(Task description)
Scan the data below. Pull out each line where "target" occurs.

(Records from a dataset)
+++
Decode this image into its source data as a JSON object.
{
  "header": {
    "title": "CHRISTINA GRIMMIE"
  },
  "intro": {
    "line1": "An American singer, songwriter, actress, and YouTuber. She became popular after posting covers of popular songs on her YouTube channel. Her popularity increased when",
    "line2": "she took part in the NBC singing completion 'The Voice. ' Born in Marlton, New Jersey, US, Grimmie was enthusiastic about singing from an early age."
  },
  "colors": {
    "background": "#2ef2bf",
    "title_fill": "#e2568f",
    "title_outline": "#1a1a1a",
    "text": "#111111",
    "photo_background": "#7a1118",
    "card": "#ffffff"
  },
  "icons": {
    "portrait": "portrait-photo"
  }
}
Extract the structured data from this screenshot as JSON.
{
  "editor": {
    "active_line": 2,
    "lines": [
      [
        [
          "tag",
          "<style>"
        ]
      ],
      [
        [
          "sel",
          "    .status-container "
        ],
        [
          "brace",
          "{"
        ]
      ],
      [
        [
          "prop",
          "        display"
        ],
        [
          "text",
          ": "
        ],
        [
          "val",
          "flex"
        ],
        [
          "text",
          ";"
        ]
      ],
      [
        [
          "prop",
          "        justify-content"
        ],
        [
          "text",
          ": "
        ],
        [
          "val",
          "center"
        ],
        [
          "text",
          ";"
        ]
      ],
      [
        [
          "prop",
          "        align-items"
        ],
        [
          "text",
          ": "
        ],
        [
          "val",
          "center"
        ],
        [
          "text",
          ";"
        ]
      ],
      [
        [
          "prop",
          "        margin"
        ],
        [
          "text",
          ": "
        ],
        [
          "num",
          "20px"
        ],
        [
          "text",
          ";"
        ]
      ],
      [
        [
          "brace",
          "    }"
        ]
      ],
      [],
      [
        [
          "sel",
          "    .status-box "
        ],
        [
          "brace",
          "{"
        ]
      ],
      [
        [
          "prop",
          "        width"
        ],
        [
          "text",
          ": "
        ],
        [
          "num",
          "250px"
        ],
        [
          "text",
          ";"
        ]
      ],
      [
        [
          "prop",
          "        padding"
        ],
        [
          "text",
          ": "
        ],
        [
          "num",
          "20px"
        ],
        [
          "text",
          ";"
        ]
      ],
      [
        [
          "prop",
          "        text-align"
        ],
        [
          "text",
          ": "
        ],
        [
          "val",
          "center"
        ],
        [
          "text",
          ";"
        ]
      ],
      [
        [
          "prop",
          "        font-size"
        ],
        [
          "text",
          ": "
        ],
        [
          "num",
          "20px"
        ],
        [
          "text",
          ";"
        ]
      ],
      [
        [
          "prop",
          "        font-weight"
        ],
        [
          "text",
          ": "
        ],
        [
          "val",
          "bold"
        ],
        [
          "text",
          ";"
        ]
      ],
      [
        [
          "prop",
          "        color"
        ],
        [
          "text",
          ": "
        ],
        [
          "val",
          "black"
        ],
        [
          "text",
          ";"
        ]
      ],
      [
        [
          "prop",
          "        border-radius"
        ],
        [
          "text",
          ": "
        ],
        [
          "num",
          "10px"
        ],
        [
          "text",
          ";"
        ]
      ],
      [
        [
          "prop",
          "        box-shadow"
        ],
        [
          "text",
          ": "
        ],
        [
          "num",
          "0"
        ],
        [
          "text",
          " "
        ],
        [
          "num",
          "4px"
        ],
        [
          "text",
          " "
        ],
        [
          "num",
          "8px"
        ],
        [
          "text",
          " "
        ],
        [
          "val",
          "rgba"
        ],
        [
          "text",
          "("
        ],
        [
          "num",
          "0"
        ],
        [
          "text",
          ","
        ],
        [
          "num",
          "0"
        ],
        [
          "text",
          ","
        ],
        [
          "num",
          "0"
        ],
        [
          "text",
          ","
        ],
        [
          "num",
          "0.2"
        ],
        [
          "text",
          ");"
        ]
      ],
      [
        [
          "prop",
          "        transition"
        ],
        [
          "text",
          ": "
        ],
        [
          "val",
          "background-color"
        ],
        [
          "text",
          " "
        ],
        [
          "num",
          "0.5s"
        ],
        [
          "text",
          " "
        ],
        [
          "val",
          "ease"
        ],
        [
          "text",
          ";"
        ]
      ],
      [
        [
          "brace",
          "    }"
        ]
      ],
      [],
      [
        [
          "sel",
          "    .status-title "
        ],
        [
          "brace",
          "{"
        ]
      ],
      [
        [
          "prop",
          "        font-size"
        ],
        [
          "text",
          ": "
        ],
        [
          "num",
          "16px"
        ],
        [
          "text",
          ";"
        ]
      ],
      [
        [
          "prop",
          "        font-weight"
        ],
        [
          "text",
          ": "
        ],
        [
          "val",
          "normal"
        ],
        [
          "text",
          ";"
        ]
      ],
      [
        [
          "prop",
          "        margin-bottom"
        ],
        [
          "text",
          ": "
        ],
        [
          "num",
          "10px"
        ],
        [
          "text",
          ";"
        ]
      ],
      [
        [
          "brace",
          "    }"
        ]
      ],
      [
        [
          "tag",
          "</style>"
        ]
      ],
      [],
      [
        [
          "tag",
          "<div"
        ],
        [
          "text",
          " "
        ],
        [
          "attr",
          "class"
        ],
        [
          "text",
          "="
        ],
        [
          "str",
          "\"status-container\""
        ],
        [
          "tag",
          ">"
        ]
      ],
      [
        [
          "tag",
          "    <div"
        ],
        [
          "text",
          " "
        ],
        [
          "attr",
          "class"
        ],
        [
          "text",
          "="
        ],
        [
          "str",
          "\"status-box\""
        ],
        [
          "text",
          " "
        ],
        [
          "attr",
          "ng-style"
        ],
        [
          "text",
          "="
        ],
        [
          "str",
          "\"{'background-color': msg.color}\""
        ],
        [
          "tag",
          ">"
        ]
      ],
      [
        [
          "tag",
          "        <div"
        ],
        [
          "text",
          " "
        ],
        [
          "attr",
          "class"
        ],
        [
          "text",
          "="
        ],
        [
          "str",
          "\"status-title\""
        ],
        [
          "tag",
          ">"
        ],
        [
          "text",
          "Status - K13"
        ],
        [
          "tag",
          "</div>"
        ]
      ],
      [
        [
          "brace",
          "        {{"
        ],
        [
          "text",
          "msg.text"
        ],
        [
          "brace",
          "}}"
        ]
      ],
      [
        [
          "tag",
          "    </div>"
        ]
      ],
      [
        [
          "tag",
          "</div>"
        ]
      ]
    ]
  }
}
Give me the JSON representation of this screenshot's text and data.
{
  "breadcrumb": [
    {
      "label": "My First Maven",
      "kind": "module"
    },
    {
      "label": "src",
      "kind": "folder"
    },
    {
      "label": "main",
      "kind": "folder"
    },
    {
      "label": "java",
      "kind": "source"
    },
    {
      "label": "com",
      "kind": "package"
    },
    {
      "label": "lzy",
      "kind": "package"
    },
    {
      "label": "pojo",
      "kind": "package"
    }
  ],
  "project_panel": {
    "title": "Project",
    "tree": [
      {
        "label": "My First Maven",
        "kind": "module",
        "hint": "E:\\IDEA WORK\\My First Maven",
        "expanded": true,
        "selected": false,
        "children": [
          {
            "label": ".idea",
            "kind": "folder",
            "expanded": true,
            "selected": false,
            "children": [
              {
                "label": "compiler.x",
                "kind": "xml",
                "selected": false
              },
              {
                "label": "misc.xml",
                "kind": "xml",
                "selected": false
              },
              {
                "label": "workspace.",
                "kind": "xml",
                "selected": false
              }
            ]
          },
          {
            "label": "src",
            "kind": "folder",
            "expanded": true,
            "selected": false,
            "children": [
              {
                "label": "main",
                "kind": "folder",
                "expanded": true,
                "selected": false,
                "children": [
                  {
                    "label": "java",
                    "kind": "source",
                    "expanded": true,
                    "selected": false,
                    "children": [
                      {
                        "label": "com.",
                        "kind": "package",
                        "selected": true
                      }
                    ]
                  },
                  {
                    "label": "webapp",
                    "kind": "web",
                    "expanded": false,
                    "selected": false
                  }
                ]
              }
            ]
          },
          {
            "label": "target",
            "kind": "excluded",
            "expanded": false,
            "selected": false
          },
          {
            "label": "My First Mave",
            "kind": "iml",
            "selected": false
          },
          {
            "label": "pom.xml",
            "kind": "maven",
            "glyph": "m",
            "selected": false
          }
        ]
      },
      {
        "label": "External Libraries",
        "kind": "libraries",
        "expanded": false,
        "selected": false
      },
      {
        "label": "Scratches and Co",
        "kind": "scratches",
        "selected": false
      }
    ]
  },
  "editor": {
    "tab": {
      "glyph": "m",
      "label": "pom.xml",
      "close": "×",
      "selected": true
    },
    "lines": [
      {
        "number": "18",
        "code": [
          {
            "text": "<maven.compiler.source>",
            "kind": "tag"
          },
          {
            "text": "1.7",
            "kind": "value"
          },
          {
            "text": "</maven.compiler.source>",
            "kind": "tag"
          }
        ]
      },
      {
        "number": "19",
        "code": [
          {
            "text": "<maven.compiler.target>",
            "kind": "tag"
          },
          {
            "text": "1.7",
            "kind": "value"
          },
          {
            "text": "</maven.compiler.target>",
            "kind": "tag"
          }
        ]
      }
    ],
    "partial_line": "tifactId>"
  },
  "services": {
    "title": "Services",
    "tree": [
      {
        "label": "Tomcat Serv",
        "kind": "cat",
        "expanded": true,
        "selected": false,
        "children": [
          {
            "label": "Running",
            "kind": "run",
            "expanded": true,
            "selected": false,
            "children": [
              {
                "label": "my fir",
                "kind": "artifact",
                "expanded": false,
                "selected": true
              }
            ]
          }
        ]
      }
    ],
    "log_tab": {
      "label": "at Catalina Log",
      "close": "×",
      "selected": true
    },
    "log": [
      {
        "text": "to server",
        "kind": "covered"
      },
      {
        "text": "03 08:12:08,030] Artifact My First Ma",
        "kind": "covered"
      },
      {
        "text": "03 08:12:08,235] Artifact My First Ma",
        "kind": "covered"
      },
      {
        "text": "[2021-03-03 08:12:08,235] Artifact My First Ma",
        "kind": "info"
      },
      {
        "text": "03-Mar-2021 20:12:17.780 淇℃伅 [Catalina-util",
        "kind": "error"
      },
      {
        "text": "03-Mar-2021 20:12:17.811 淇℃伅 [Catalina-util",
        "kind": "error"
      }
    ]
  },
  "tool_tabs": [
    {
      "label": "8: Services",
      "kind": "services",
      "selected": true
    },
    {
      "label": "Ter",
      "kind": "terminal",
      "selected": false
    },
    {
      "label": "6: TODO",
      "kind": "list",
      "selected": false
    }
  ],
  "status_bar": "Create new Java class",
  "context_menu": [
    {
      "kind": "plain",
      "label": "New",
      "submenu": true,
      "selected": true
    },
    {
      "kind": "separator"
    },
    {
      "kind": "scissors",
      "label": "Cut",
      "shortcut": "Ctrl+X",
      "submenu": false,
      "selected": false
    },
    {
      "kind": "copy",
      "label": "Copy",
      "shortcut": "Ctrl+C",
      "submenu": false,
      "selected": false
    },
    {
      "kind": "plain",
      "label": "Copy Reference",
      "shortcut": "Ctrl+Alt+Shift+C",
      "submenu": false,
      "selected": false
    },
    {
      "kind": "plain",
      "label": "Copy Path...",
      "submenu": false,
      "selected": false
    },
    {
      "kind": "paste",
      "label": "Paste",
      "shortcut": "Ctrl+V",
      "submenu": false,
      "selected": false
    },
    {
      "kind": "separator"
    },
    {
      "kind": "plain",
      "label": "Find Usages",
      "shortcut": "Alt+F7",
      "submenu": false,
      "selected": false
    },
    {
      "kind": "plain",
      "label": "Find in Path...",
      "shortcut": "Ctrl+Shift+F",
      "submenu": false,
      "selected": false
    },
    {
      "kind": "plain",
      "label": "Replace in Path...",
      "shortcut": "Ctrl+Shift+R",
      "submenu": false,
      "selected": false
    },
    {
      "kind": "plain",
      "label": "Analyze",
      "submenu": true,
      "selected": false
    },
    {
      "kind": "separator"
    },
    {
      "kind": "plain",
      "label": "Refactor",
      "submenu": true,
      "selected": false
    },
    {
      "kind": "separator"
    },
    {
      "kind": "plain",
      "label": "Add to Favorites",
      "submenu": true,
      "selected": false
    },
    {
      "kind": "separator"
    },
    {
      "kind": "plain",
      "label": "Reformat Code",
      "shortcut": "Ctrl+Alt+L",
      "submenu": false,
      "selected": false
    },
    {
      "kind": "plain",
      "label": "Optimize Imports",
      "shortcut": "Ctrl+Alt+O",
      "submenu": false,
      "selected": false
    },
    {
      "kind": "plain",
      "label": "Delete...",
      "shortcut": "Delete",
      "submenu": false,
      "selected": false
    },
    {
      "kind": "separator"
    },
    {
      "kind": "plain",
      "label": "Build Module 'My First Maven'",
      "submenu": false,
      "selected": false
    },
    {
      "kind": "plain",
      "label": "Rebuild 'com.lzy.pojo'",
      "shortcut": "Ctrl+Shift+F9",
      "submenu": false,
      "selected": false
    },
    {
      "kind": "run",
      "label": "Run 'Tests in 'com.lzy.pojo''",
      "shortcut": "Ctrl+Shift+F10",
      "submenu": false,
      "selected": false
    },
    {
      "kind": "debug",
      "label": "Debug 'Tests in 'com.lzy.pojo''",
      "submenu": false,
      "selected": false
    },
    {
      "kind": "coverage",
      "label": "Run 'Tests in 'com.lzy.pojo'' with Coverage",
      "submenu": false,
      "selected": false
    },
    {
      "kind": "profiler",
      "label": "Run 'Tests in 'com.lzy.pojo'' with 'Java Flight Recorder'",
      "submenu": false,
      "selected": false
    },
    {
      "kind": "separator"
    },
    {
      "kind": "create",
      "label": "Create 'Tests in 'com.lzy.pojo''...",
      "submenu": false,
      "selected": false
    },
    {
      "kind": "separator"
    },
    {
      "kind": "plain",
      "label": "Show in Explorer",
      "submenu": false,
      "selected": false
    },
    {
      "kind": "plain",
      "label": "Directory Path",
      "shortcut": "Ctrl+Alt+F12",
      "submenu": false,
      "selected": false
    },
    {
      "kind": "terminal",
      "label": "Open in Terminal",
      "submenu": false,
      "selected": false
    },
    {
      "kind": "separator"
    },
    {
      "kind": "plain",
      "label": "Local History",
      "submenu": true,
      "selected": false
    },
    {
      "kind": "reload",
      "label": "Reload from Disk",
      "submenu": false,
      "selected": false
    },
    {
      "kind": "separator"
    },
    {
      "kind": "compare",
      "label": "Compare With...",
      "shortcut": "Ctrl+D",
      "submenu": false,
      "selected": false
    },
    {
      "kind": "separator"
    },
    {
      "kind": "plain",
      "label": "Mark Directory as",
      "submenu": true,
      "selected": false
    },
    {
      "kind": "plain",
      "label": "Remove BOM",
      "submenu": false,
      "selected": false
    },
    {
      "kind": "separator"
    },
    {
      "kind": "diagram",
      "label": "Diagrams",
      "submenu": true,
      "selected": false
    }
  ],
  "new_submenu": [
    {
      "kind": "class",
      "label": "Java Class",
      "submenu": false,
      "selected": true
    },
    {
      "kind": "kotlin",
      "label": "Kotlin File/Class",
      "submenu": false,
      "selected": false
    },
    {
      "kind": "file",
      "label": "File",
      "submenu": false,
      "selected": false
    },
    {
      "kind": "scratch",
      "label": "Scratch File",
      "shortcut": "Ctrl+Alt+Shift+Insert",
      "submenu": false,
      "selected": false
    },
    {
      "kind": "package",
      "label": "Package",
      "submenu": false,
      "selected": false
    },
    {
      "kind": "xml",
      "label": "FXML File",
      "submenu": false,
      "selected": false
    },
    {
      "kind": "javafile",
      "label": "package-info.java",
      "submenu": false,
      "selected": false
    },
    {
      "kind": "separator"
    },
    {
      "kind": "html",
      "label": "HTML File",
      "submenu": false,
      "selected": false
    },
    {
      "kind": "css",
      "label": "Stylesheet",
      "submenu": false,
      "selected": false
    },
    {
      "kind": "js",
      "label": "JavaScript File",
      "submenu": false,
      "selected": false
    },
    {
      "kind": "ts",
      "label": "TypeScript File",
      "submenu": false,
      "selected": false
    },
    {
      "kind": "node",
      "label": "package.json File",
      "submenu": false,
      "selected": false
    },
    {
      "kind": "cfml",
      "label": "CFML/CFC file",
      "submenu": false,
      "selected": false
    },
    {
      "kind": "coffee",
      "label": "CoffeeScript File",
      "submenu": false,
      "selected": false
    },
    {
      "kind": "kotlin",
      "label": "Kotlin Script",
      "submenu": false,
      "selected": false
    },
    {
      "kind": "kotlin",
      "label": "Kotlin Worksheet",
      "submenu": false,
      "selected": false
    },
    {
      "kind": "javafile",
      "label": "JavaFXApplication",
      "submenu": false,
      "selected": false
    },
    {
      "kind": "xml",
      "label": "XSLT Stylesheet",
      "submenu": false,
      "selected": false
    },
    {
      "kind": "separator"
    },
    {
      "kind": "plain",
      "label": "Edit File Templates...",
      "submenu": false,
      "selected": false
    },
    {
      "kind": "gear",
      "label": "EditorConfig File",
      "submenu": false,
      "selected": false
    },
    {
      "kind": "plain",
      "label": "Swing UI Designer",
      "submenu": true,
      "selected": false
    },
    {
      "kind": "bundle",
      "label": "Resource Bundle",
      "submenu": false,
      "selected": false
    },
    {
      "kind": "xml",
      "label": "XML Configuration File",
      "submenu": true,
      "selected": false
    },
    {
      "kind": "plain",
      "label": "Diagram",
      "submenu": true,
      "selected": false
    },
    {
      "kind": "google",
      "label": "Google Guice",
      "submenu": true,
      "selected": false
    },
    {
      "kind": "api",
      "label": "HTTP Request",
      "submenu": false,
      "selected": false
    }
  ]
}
+++
(Response to the exercise)
            "label": "target",
            "text": "<maven.compiler.target>",
            "text": "</maven.compiler.target>",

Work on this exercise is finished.